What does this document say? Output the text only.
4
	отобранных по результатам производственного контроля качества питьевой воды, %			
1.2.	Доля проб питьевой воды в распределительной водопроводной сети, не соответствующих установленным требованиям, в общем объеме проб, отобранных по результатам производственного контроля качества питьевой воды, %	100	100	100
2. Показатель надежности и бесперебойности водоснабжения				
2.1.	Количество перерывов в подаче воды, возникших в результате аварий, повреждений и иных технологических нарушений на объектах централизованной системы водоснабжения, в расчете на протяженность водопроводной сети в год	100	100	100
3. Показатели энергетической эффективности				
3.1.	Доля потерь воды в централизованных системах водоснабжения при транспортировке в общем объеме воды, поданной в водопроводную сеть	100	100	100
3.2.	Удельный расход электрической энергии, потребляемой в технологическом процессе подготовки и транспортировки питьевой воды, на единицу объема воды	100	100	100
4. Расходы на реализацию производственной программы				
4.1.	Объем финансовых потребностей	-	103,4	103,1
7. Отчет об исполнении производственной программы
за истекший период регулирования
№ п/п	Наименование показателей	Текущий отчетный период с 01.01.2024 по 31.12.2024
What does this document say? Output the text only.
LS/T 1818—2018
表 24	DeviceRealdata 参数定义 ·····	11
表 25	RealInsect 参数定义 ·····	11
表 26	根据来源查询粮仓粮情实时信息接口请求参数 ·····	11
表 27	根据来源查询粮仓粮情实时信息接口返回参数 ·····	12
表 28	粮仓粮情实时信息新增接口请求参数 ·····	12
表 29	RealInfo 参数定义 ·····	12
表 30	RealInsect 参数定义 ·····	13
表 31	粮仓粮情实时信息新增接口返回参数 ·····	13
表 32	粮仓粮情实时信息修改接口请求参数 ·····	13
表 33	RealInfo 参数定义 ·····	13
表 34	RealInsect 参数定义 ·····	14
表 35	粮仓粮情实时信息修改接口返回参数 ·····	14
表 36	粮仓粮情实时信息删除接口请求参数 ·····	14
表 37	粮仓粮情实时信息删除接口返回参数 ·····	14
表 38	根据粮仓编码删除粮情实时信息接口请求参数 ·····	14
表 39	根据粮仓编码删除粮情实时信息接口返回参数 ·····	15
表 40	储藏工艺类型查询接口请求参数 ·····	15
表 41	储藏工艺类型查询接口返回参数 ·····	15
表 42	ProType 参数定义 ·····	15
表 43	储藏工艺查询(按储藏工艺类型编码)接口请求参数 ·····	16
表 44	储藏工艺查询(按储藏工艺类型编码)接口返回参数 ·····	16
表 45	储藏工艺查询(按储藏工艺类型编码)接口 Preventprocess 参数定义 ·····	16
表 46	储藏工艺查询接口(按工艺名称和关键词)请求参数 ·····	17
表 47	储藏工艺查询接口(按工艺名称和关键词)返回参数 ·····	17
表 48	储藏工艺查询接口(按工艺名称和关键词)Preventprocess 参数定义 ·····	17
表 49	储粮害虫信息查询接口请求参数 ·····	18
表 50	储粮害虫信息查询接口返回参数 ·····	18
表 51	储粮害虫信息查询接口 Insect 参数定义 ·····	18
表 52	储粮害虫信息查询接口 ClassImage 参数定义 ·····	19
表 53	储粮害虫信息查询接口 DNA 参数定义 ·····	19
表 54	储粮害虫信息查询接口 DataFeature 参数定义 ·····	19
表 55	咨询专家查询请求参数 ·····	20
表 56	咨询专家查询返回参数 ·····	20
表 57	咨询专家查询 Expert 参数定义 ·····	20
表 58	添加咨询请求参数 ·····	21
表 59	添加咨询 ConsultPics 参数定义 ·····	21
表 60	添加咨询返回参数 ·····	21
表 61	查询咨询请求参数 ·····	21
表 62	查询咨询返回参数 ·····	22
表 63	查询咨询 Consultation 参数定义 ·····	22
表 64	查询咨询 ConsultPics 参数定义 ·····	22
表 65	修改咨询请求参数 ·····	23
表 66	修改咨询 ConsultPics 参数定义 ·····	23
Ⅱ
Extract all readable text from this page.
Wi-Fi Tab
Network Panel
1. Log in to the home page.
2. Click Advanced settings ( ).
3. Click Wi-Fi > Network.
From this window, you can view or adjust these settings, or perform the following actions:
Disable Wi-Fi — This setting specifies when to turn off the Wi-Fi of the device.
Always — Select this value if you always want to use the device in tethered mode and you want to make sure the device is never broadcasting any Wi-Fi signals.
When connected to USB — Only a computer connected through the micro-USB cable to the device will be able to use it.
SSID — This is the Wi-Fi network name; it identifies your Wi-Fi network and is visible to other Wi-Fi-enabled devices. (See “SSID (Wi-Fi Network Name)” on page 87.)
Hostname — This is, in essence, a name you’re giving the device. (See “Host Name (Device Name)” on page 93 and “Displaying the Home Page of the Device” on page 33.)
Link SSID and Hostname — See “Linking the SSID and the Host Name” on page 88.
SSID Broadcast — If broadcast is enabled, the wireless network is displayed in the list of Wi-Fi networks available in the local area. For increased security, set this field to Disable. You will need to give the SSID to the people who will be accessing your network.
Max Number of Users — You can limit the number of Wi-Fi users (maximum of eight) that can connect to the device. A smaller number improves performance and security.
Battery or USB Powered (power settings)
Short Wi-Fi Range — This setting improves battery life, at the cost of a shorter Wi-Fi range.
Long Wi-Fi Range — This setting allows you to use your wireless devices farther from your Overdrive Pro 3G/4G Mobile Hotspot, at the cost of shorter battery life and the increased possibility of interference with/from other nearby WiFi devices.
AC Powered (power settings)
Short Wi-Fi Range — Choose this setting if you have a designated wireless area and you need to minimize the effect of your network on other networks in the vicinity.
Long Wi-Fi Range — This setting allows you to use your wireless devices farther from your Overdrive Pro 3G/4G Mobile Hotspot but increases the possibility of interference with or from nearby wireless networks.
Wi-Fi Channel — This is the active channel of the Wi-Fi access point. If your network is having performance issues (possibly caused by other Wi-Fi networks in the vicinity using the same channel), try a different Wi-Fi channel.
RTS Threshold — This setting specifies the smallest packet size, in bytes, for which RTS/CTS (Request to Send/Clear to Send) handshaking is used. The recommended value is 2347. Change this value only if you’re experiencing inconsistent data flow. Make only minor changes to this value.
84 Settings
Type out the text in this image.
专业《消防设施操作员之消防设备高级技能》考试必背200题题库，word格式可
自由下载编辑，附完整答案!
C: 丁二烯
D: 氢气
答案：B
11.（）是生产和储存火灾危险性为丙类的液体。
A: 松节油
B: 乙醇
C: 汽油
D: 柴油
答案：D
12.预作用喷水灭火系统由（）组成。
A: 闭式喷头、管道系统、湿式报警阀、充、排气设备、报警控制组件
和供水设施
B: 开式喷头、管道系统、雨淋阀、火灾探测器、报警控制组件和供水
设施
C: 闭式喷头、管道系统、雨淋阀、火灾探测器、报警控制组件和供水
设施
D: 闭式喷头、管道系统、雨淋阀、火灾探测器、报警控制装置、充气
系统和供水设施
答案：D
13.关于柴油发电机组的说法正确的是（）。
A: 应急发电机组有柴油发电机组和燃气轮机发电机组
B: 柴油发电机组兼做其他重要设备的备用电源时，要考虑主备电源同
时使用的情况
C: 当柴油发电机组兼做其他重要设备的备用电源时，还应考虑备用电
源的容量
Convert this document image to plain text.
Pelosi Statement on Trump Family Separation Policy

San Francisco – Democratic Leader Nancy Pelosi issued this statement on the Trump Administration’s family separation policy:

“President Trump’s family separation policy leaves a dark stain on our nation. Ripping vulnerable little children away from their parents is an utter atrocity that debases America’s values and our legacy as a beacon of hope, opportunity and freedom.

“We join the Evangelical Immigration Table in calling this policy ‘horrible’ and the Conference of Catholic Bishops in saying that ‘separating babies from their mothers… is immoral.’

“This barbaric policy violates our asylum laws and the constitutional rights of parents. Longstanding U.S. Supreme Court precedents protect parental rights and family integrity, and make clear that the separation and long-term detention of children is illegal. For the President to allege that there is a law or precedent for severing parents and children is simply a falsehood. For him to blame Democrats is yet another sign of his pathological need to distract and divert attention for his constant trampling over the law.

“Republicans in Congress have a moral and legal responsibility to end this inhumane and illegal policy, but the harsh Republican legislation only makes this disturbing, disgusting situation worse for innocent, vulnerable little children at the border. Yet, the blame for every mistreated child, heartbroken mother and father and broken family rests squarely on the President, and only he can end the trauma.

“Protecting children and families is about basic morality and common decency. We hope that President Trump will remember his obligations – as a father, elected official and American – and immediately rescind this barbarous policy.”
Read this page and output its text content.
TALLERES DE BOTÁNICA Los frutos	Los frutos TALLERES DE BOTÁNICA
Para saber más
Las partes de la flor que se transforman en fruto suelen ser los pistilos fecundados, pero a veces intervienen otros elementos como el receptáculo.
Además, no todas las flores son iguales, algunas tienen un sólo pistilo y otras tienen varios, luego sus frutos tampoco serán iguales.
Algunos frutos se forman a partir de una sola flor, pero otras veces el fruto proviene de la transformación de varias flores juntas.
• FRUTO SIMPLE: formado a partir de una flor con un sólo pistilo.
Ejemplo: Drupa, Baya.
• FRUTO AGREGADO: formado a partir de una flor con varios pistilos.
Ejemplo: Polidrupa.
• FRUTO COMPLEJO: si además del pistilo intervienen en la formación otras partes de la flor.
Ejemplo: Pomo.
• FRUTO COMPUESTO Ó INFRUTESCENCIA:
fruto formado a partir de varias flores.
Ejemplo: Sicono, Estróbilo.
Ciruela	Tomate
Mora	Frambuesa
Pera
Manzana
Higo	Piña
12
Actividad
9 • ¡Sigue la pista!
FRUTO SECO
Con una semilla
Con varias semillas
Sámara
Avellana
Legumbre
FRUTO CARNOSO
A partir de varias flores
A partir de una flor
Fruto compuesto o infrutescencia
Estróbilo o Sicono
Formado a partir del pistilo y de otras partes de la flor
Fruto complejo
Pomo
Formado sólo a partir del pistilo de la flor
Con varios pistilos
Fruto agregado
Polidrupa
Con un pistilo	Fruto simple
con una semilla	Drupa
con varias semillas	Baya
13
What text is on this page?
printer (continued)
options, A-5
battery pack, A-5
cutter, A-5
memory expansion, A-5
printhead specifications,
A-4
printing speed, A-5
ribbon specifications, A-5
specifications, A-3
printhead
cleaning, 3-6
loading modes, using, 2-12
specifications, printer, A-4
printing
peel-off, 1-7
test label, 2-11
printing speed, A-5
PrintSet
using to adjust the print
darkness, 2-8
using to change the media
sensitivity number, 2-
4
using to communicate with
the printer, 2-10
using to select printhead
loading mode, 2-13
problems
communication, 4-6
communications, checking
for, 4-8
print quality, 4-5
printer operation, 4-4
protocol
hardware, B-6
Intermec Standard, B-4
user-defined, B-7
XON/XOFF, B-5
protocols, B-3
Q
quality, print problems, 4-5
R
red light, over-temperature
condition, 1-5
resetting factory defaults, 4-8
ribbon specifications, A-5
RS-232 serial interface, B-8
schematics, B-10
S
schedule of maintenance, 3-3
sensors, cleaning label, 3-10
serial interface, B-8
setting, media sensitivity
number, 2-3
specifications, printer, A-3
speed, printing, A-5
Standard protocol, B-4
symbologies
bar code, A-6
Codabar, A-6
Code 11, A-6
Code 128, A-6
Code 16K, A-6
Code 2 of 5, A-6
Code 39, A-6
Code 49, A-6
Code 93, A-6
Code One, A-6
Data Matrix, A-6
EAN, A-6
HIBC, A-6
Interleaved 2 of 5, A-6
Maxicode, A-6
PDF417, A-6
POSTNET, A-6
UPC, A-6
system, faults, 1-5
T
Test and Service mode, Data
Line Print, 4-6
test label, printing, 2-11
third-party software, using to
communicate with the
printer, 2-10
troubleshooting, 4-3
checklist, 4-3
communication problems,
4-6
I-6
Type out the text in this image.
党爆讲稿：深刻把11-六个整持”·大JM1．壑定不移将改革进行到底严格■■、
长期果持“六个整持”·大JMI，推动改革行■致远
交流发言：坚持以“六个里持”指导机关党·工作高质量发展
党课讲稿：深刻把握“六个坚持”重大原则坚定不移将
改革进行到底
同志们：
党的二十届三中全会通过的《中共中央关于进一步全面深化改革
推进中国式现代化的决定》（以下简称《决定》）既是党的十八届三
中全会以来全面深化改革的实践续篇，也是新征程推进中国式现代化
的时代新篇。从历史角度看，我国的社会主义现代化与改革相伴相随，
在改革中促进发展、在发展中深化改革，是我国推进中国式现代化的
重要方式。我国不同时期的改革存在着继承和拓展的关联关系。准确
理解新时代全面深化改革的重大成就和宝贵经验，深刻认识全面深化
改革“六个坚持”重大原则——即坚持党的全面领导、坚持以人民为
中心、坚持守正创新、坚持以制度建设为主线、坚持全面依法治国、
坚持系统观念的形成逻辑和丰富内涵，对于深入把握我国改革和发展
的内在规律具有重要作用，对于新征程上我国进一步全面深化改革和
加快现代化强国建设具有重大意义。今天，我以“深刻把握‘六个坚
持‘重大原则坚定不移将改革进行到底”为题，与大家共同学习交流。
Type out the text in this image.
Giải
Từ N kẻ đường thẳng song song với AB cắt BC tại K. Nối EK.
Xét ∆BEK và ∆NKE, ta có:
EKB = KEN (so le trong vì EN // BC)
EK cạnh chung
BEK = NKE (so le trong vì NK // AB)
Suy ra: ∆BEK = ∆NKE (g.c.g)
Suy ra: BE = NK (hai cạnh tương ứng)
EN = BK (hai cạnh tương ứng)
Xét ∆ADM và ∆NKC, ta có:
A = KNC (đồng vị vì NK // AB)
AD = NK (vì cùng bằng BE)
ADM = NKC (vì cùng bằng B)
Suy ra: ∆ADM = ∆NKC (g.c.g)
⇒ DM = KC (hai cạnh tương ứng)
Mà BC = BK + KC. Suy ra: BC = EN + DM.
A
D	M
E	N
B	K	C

◆ **Prompt**: List all lines where "number" occurs.

◆ **Written solution**:
Max Number of Users — You can limit the number of Wi-Fi users (maximum of eight) that can connect to the device. A smaller number improves performance and security.
sensitivity number, 2-
number, 2-3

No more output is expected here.